## Entries provided
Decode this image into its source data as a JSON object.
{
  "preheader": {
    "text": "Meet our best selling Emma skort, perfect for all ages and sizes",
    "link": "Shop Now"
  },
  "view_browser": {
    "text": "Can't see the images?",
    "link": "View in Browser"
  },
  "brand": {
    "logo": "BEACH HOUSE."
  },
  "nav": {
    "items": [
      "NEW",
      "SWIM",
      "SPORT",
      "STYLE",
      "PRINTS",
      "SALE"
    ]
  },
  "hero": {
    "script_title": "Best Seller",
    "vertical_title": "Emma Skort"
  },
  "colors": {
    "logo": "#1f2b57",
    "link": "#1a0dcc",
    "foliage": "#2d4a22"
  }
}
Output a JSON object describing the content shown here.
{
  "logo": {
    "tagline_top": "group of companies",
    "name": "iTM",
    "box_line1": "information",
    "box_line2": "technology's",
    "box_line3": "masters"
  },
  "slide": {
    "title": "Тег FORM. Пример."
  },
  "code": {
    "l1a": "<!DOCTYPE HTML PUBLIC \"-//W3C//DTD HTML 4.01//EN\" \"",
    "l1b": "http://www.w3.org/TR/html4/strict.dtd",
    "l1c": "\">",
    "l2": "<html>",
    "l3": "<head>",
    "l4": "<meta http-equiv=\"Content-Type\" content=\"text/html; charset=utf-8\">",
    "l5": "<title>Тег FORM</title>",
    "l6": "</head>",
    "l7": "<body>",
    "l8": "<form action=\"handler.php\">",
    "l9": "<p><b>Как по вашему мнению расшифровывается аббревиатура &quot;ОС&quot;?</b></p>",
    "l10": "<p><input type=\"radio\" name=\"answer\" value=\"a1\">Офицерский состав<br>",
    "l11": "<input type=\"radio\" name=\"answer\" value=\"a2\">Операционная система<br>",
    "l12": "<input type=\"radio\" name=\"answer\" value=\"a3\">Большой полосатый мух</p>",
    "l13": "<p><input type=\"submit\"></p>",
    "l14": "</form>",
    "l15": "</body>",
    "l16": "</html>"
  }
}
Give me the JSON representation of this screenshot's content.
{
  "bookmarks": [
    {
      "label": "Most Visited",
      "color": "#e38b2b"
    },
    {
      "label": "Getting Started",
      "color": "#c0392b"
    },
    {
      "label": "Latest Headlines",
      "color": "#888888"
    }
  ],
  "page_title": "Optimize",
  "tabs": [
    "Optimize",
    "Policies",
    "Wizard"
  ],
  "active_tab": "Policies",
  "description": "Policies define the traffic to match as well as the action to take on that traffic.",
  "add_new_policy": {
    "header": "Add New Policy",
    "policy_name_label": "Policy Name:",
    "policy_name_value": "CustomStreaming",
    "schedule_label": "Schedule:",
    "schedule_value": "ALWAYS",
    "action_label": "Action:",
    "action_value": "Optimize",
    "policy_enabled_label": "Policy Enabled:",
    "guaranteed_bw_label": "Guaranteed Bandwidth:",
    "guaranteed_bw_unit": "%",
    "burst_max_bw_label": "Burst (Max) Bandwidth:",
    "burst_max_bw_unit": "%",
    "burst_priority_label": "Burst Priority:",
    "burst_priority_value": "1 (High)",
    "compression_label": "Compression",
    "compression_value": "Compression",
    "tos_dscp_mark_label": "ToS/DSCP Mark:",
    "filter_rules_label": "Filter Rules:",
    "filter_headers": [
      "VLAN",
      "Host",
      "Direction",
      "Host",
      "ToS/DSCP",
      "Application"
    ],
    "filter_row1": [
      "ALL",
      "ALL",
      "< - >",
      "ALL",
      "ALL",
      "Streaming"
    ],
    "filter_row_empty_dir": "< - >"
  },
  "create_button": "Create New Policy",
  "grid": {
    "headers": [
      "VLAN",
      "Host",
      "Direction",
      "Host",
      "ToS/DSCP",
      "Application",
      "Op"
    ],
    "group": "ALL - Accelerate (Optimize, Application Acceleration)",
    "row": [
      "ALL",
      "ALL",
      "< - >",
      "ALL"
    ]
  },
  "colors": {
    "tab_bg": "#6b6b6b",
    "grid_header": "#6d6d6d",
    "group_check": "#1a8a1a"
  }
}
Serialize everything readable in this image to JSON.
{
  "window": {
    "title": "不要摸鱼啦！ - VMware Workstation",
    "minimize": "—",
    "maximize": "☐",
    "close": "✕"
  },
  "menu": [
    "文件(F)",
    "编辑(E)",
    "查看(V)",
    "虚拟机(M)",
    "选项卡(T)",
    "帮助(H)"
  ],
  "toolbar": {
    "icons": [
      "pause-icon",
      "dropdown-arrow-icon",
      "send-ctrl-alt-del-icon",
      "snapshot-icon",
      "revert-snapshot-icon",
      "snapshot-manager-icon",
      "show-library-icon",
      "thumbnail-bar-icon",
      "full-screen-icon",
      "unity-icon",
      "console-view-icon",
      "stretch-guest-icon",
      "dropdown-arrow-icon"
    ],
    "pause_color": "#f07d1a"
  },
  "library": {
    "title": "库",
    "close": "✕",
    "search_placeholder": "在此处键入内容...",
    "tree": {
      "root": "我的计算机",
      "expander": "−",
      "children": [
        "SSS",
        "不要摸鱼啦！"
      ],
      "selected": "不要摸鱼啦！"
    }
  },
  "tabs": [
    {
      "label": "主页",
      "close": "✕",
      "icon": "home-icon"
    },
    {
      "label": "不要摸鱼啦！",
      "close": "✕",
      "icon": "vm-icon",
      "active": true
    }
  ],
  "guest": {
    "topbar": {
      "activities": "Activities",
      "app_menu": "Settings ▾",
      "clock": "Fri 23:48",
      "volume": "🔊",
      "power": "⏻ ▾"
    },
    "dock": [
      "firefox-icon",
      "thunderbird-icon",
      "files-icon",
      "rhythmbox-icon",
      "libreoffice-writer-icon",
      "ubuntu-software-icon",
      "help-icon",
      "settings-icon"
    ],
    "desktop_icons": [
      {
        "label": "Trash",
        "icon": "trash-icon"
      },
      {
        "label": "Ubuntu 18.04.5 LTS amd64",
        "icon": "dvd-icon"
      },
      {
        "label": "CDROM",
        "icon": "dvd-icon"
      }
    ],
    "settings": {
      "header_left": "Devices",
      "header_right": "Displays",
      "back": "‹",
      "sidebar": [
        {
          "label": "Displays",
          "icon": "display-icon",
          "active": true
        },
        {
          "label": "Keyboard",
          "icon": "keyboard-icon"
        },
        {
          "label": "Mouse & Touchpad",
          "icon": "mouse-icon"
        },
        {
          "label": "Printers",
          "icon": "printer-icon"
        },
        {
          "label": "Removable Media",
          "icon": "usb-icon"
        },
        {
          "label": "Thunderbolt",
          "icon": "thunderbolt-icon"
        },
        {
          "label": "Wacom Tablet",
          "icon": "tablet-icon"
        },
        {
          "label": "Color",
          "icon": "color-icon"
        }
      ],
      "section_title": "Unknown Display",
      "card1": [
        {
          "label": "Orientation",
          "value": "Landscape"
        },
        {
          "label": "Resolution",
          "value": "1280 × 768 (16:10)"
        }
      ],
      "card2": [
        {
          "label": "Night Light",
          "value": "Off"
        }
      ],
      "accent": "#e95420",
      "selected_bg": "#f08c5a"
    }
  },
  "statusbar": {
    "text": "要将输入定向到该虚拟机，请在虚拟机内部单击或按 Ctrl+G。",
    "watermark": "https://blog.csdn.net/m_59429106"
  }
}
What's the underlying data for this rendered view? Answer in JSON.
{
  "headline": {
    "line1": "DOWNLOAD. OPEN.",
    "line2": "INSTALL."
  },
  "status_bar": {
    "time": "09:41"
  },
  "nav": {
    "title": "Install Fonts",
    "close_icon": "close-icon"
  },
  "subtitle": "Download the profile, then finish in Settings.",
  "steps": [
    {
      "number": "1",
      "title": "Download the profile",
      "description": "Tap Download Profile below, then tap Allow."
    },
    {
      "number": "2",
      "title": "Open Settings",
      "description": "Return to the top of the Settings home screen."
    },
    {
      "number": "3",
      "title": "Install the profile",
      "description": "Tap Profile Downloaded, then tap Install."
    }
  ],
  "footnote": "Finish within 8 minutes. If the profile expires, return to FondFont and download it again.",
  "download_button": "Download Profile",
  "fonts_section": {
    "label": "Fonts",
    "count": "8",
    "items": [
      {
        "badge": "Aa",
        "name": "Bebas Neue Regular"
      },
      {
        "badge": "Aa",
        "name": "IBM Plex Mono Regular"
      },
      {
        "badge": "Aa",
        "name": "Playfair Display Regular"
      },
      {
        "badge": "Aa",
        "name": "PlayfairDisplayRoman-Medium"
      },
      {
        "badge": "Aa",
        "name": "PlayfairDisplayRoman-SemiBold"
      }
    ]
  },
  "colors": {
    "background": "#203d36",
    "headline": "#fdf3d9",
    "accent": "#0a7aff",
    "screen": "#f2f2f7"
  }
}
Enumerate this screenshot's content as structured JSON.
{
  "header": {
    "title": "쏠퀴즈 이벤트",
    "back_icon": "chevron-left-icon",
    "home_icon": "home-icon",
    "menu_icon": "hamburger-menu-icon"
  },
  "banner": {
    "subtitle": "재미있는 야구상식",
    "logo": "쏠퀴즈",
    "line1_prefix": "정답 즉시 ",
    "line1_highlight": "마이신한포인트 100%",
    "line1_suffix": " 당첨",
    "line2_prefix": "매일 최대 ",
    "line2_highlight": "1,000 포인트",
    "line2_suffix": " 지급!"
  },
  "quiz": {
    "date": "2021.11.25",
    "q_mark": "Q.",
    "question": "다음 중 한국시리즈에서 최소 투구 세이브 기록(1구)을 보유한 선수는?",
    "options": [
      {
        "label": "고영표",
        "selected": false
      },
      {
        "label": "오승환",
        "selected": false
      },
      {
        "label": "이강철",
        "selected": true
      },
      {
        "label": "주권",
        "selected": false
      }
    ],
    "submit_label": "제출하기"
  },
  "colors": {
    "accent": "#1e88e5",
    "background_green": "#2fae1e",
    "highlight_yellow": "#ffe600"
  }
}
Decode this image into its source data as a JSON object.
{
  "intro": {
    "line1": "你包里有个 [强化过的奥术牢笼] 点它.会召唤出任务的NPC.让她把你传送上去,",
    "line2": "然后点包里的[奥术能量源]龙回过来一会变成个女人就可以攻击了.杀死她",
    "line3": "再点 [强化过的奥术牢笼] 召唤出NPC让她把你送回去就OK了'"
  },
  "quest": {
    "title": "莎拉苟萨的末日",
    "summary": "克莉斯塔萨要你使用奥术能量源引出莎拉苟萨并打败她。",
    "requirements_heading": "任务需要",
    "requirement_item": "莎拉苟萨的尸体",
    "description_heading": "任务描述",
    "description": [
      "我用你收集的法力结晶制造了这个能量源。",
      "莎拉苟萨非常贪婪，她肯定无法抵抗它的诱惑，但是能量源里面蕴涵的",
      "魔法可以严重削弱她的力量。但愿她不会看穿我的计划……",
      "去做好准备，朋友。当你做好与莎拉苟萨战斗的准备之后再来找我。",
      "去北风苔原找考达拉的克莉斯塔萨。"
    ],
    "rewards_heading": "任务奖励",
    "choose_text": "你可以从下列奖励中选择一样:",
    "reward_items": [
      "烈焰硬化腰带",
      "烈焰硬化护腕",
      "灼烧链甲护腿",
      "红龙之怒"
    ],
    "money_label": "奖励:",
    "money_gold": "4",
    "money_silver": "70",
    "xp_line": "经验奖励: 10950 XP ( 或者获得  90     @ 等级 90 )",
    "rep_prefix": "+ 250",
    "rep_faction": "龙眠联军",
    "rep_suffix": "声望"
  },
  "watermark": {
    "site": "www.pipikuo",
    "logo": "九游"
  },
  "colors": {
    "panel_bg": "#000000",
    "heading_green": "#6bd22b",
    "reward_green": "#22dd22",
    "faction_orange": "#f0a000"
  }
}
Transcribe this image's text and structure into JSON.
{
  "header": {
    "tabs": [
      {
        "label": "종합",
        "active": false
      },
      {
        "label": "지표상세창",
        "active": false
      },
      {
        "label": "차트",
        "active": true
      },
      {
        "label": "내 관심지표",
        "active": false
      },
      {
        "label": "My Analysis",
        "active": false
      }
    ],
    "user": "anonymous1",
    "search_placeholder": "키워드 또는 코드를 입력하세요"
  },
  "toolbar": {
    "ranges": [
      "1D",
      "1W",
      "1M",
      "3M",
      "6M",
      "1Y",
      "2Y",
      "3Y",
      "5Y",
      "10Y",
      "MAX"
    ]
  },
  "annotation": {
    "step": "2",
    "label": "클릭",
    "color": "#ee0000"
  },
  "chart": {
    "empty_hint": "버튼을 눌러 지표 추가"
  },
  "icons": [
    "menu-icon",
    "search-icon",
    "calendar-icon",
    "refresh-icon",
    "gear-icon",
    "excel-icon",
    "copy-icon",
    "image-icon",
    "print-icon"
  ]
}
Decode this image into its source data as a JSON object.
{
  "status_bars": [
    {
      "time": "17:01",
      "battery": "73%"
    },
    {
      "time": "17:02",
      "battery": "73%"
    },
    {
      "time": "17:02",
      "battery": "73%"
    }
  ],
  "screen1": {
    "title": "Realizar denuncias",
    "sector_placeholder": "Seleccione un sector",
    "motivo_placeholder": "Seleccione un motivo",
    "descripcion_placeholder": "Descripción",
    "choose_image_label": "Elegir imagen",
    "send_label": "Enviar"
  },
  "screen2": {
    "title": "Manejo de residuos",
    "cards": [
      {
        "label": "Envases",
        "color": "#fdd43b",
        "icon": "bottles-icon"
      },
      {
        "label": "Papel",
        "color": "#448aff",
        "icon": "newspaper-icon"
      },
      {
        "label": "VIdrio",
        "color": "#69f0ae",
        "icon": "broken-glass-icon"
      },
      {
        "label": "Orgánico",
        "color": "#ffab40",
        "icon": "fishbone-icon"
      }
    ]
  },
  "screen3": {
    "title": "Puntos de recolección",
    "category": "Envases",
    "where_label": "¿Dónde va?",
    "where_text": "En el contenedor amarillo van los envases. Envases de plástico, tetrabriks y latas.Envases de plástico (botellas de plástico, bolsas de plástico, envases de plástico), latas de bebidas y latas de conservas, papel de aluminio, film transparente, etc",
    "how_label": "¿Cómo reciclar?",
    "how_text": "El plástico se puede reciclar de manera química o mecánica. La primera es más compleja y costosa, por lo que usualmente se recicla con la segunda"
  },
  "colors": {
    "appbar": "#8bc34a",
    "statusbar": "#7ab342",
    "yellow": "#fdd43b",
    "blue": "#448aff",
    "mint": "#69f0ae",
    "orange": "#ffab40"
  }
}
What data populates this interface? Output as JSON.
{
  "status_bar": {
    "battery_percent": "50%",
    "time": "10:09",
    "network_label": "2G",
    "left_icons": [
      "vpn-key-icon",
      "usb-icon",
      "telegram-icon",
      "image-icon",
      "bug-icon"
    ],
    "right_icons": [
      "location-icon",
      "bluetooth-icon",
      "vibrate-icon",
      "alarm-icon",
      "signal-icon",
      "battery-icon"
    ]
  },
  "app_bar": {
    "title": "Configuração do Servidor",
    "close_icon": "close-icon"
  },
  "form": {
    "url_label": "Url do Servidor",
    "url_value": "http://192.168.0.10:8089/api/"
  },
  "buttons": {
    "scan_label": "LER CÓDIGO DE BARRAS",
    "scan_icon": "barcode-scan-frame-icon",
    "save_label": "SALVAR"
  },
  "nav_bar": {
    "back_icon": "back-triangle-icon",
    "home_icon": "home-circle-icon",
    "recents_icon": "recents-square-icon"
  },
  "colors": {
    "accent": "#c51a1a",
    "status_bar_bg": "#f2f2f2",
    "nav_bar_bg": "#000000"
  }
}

## Set task
Locate the word "radio" in the records above, and return each line that has it.

## Response
    "l10": "<p><input type=\"radio\" name=\"answer\" value=\"a1\">Офицерский состав<br>",
    "l11": "<input type=\"radio\" name=\"answer\" value=\"a2\">Операционная система<br>",
    "l12": "<input type=\"radio\" name=\"answer\" value=\"a3\">Большой полосатый мух</p>",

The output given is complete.